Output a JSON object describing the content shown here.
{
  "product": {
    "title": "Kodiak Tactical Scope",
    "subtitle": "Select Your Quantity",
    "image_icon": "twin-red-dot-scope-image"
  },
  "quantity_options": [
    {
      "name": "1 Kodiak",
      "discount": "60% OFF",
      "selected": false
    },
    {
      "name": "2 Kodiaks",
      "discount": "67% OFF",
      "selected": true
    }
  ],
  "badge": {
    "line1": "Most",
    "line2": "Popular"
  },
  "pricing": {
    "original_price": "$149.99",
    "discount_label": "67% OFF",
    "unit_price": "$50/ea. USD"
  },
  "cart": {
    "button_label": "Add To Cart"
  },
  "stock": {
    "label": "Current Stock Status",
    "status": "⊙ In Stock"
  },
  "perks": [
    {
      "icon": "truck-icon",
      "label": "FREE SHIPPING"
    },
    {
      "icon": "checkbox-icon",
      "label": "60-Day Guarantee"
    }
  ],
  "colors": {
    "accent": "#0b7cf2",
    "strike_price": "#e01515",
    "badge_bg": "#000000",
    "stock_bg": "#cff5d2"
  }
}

**Task objective:**
Exactly reproduce every line of the records.

**Complete response:**
Output a JSON object describing the content shown here.
{
  "product": {
    "title": "Kodiak Tactical Scope",
    "subtitle": "Select Your Quantity",
    "image_icon": "twin-red-dot-scope-image"
  },
  "quantity_options": [
    {
      "name": "1 Kodiak",
      "discount": "60% OFF",
      "selected": false
    },
    {
      "name": "2 Kodiaks",
      "discount": "67% OFF",
      "selected": true
    }
  ],
  "badge": {
    "line1": "Most",
    "line2": "Popular"
  },
  "pricing": {
    "original_price": "$149.99",
    "discount_label": "67% OFF",
    "unit_price": "$50/ea. USD"
  },
  "cart": {
    "button_label": "Add To Cart"
  },
  "stock": {
    "label": "Current Stock Status",
    "status": "⊙ In Stock"
  },
  "perks": [
    {
      "icon": "truck-icon",
      "label": "FREE SHIPPING"
    },
    {
      "icon": "checkbox-icon",
      "label": "60-Day Guarantee"
    }
  ],
  "colors": {
    "accent": "#0b7cf2",
    "strike_price": "#e01515",
    "badge_bg": "#000000",
    "stock_bg": "#cff5d2"
  }
}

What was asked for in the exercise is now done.